_Supplied passage_
But really, wait a minute. Let objectivity take the upper hand and look closely at the gear routes on the Sunshine Wall. I know, I know, we've all climbed them perhaps too many times truly to be the judge of their quality. Familiarity breeds boredom which leads to apathy. I've done Air Guitar on many a sunny winter day and didn't even recall afterwards.

But these are really extraordinarily good crack climbs, all arranged side by side. Relentlessly steep and pumpy. Calf burning stemming jobs. Interesting gear placements. Spectacular views. And they are warm and dry on most days when the rest of the Northwest is drenched in rain or the snow is piled high. Worthy of a page of speculations on this site, for sure.

Presented here is a graded list of some of the more popular routes. The ratings are reflecting my personal experience leading these routes and differ a bit from the ones found in the Yoder book. They are based on years of climbing at this level all over the west. They also act as a commentary to the steady devaluation of the once respected middle grades.

_Work to complete_
• 1. Write out the part of the Sunshine Wall passage starting with "But these are" and going on through "site, for sure.".
• 2. Pick up the Sunshine Wall passage after its last sentence and carry it forward.
The lines that follow have nothing to do with the Sunshine Wall passage.

_Provided data_
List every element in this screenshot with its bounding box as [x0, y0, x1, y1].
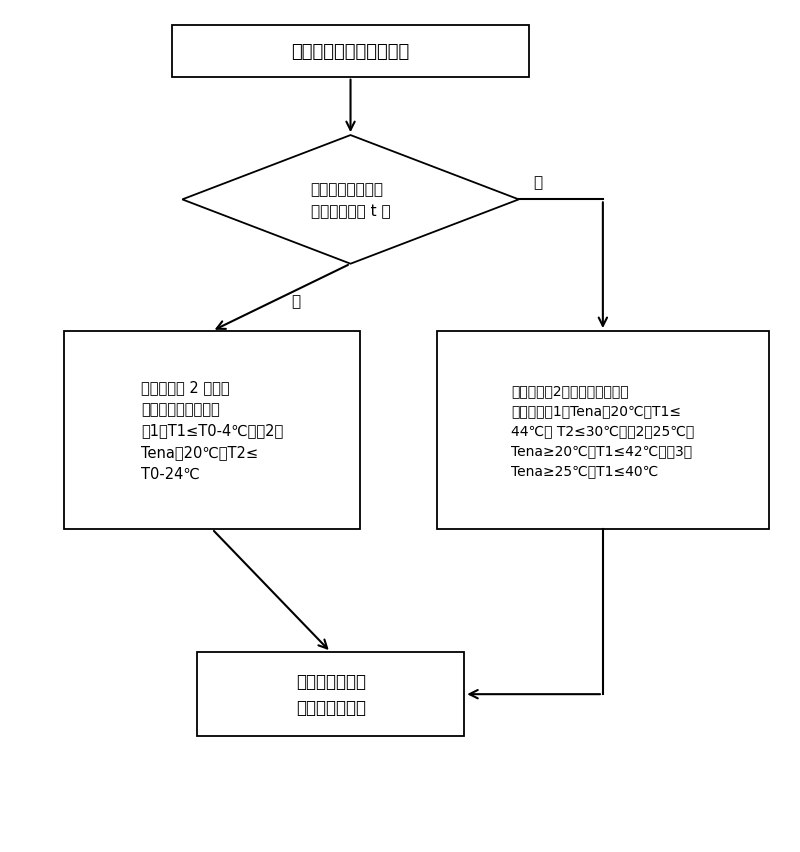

_Answers to the tasks_
• 1.
But these are really extraordinarily good crack climbs, all arranged side by side. Relentlessly steep and pumpy. Calf burning stemming jobs. Interesting gear placements. Spectacular views. And they are warm and dry on most days when the rest of the Northwest is drenched in rain or the snow is piled high. Worthy of a page of speculations on this site, for sure.

• 2.
The first step in producing such a list is to establish the signature 5.9 of the area and then compare the rest of the climbs to this route. But which one is that? Well, let's zoom out a little from Vantage and look at the whole state of Washington. Risking to falsely claim authority on the subject, I would like to declare the crux 4th pitch of Outer Space as the standard of the grade, never to be touched or edited.

The second step is to avoid absolutism. In other words, let the peculiarities and uniqueness of the area shine through. Vantage is soft when it comes to ratings. Let it remain a bit soft, because that's how we've come to like it out there in the desert. We go there mostly in the winter months when the form curve for some of us dips low, precisely when a little ego boost is a good motivational force. Yet some adjustment seems in order.

So I will call George and Martha the Vantage 5.9. Obviously a bit easier than the crux on Outer Space, yet the route contains some stiff, varied challenges, from steep jughauling to the OW enigma at the top. Besides, it is a super route. A perfect choice.

The routes are listed in order of difficulty. I have been lucky enough to be able to attempt all of them on sight, and failed only on Crackmaster Lambada, ergo this is the hardest on the list. I'm never really in top shape, but on the other hand have about the same leading ability year round, whether it's off the couch or just returning from weeks on the road, making the list as objective as possible. Still, it is just one climbers opinion.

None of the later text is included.